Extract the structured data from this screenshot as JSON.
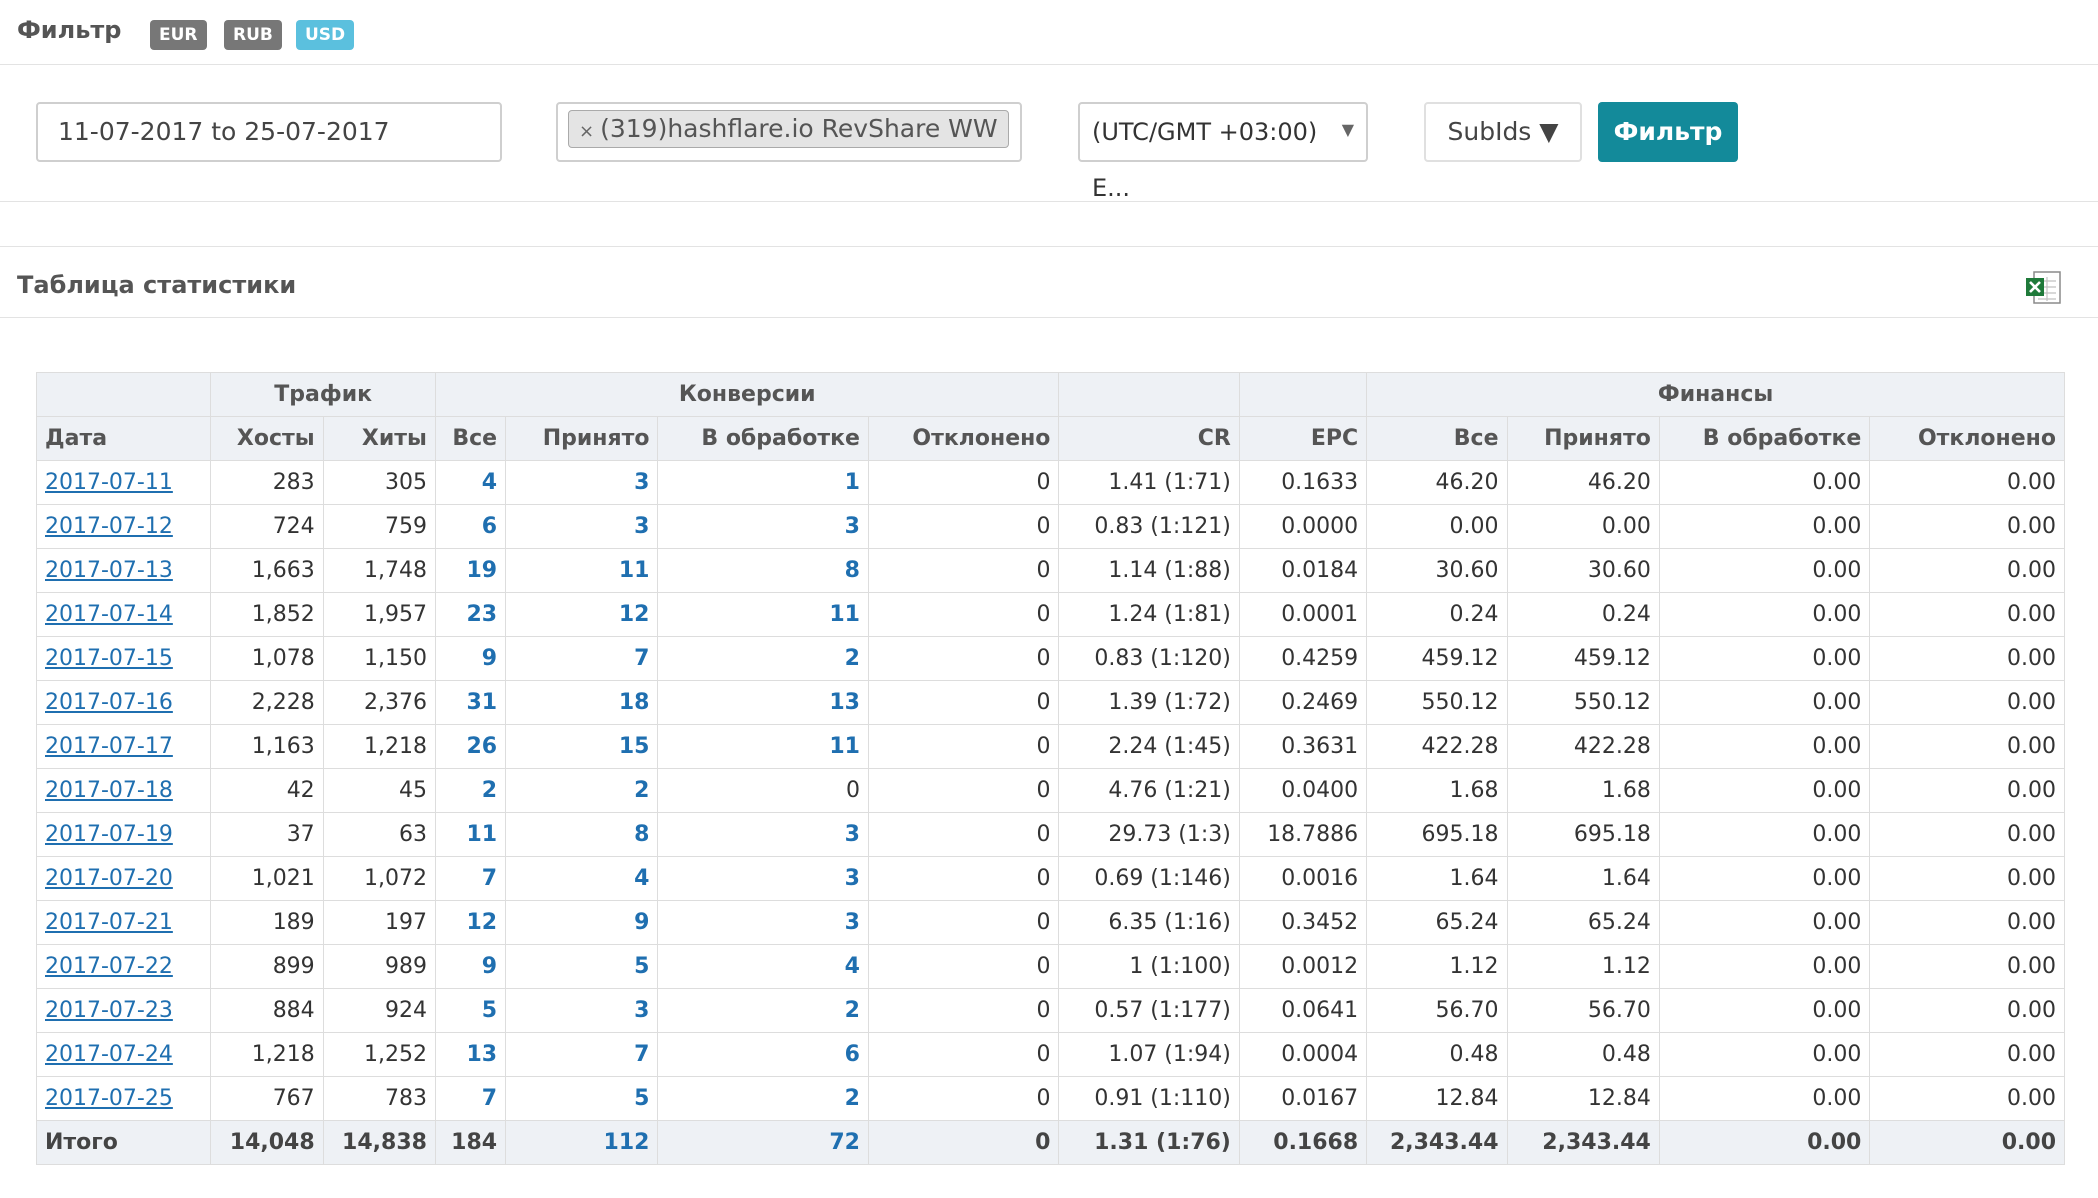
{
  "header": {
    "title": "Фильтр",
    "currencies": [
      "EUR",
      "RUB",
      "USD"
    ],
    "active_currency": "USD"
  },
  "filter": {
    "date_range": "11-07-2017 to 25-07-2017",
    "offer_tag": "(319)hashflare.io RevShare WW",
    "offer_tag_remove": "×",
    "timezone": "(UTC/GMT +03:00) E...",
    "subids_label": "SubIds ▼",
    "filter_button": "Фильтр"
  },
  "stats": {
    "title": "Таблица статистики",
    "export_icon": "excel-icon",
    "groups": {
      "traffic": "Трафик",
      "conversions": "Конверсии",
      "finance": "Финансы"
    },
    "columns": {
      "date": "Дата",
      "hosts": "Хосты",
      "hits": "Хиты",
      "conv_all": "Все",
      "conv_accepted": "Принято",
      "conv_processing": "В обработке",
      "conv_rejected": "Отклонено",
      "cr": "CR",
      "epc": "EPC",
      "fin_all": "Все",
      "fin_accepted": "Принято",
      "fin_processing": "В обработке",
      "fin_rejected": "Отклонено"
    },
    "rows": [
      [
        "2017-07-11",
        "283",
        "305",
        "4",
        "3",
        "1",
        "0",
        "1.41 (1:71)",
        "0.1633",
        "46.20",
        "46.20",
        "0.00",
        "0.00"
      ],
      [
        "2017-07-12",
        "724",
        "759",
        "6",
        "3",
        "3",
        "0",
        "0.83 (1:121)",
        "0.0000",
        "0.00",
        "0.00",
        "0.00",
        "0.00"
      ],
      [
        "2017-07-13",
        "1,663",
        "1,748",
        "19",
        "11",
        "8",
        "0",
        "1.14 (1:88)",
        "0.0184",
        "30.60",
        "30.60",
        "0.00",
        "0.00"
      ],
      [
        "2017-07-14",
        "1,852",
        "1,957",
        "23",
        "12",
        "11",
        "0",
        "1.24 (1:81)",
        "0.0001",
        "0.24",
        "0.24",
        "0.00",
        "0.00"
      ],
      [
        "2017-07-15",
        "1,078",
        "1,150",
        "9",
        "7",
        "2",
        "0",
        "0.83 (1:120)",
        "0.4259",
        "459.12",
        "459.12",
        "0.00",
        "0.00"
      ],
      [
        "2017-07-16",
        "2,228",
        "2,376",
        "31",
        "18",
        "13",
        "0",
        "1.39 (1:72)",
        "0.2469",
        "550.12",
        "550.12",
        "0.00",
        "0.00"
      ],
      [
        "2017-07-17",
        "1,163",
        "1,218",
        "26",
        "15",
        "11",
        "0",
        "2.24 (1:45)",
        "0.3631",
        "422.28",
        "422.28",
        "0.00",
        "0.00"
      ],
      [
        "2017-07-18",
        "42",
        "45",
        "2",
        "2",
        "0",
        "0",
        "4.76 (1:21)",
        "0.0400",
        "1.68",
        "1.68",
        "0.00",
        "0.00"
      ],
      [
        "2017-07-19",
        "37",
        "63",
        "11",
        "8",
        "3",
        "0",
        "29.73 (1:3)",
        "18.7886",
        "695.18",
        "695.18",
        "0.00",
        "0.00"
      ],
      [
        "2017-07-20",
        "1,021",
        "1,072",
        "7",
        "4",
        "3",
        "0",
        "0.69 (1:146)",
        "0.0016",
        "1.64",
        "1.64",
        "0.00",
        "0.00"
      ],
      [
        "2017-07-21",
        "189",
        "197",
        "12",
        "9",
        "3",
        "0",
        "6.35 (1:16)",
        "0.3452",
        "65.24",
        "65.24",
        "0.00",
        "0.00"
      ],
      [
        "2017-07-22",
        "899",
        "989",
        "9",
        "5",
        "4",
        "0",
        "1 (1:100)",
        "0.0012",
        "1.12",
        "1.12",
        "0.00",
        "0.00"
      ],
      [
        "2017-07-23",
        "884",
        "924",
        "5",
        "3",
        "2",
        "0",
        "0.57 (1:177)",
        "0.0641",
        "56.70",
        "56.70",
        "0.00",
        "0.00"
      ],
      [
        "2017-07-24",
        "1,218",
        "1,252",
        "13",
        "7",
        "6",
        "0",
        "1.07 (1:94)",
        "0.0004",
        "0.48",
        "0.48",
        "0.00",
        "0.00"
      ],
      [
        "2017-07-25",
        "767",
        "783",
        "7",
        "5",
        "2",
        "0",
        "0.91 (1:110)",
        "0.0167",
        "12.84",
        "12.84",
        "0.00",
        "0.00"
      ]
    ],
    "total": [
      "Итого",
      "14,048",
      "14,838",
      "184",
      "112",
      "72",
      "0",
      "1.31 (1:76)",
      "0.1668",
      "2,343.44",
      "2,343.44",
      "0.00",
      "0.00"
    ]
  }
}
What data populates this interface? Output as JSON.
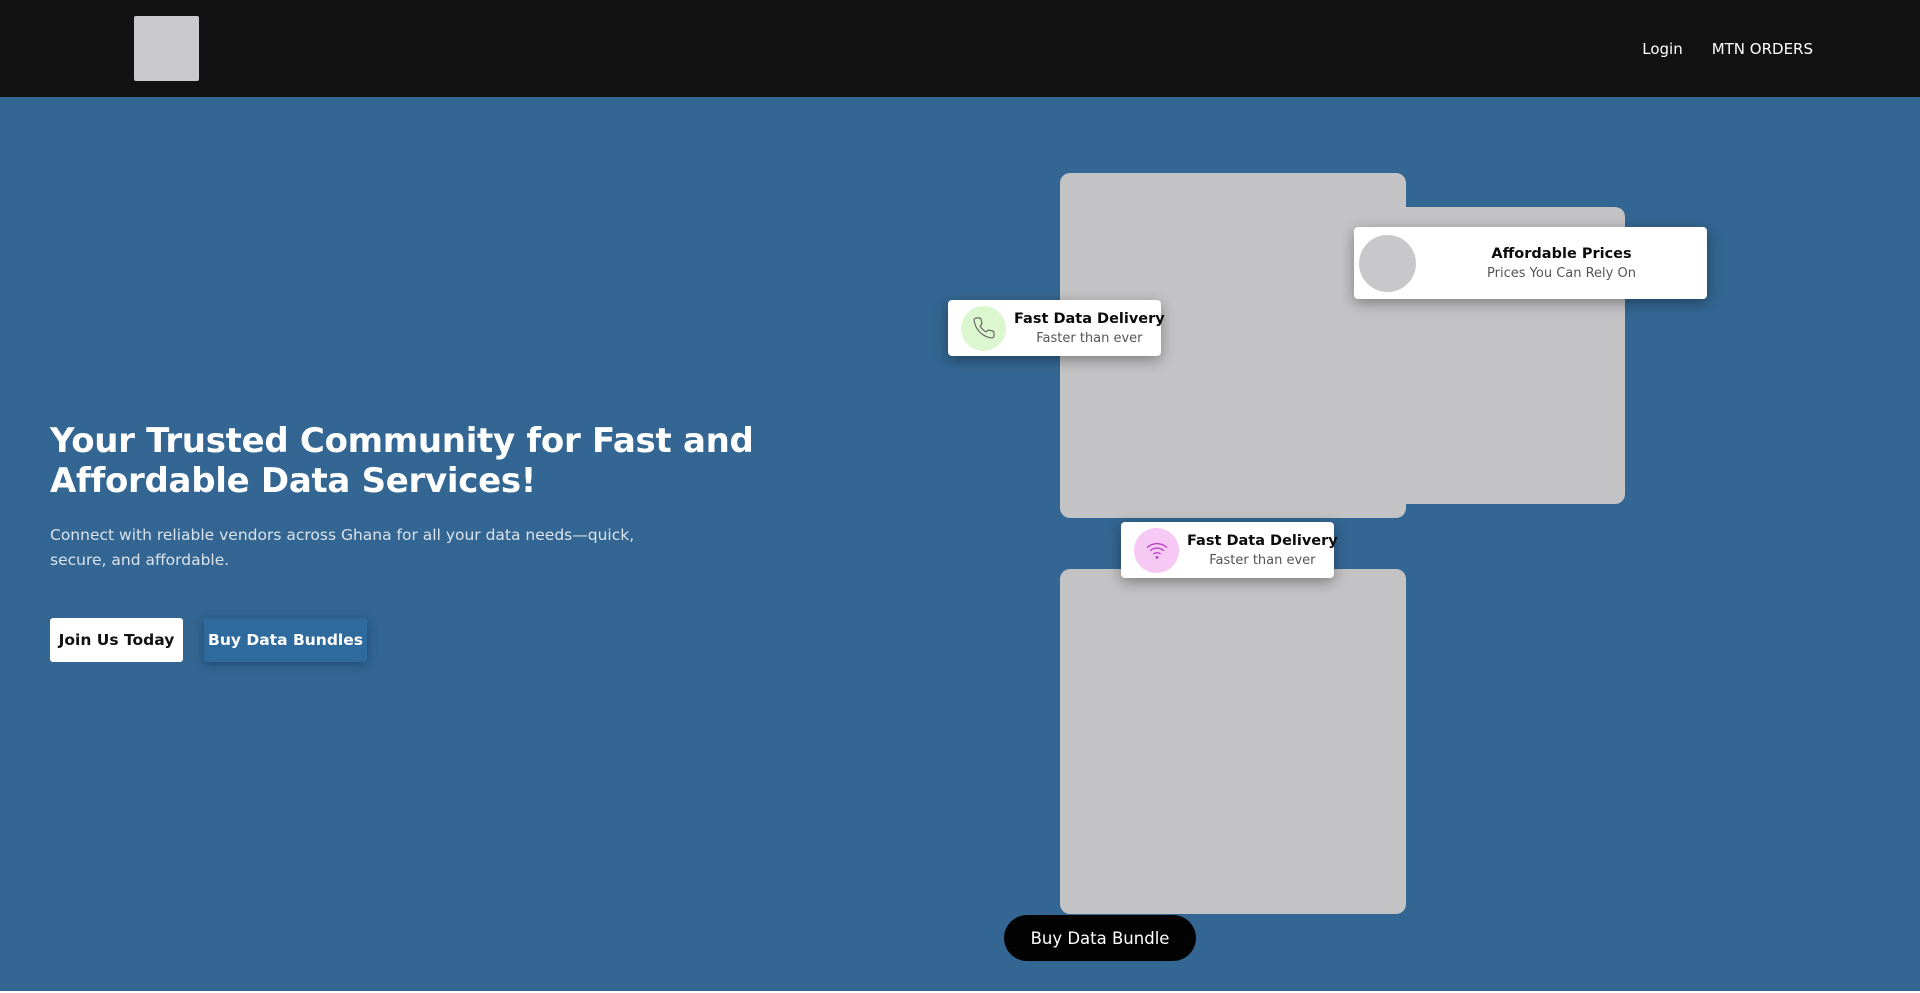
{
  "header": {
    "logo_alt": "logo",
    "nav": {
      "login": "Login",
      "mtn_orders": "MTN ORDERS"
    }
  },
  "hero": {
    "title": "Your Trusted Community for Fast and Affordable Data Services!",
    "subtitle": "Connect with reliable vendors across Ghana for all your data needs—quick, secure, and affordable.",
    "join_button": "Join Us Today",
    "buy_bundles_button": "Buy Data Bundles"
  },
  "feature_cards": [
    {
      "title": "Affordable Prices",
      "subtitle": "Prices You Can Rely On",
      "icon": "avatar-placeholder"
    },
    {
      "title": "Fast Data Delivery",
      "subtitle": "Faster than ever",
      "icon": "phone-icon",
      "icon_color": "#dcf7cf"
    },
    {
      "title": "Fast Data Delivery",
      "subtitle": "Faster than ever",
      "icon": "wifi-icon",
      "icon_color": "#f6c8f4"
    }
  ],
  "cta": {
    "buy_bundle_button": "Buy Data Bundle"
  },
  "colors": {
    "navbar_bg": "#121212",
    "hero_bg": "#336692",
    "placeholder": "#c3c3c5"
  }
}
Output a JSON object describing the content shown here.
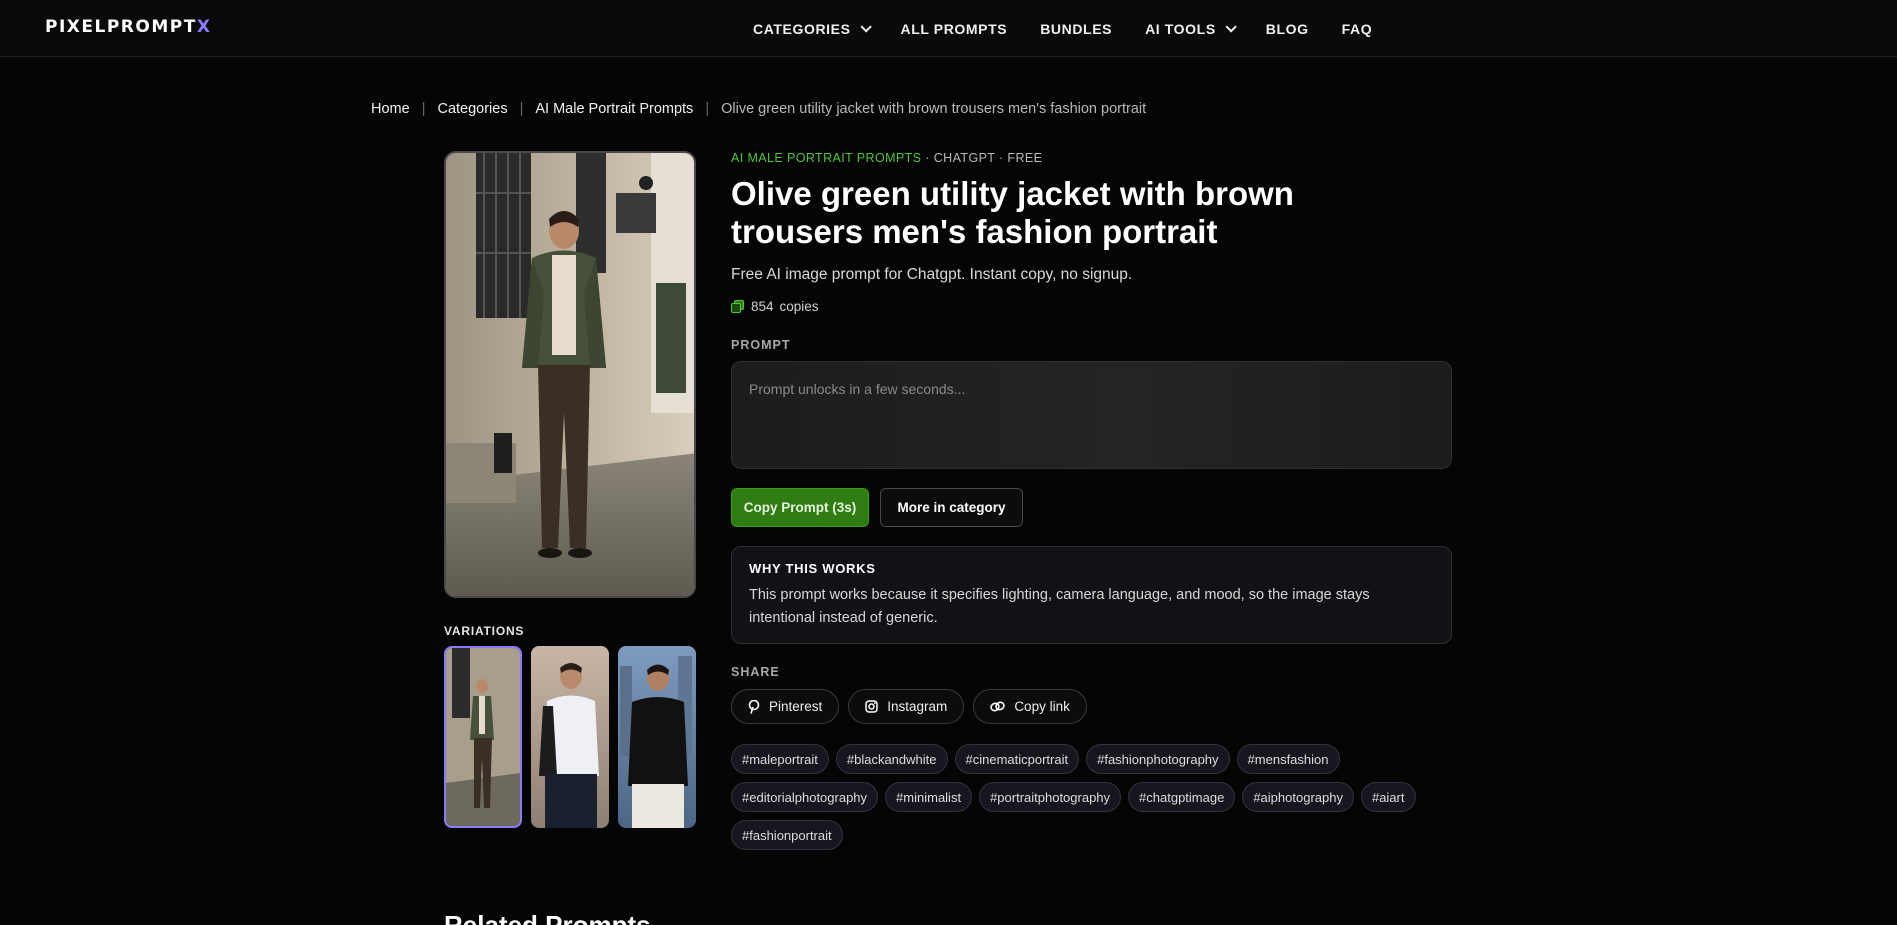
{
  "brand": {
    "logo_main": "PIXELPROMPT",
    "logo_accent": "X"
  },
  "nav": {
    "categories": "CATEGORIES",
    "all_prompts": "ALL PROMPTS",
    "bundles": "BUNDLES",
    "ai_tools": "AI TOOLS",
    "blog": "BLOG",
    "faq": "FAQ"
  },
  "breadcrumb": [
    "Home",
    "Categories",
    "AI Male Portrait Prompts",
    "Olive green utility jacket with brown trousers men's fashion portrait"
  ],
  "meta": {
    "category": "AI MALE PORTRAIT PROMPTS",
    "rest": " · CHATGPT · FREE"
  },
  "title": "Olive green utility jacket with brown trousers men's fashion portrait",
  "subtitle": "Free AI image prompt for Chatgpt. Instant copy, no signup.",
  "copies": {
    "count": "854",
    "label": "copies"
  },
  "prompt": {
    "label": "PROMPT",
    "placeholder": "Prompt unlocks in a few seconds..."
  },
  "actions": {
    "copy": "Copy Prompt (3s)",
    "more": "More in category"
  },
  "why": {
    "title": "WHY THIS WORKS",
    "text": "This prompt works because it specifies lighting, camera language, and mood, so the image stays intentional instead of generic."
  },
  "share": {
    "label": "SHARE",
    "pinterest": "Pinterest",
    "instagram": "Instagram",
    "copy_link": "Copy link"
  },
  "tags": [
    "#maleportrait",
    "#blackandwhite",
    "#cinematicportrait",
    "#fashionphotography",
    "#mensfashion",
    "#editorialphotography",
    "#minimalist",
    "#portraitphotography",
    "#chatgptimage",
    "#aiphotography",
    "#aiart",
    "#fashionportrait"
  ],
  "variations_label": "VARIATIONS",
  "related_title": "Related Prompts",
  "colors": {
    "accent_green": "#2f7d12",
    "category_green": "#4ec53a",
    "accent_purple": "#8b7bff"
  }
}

■ **YOUR OBJECTIVE**
Return only those lines of the records that contain the string "with".

■ **ANSWER TO THE EXERCISE**
    "subtitle": "Connect with reliable vendors across Ghana for all your data needs—quick, secure, and affordable.",
    "Olive green utility jacket with brown trousers men's fashion portrait"
  "title": "Olive green utility jacket with brown trousers men's fashion portrait",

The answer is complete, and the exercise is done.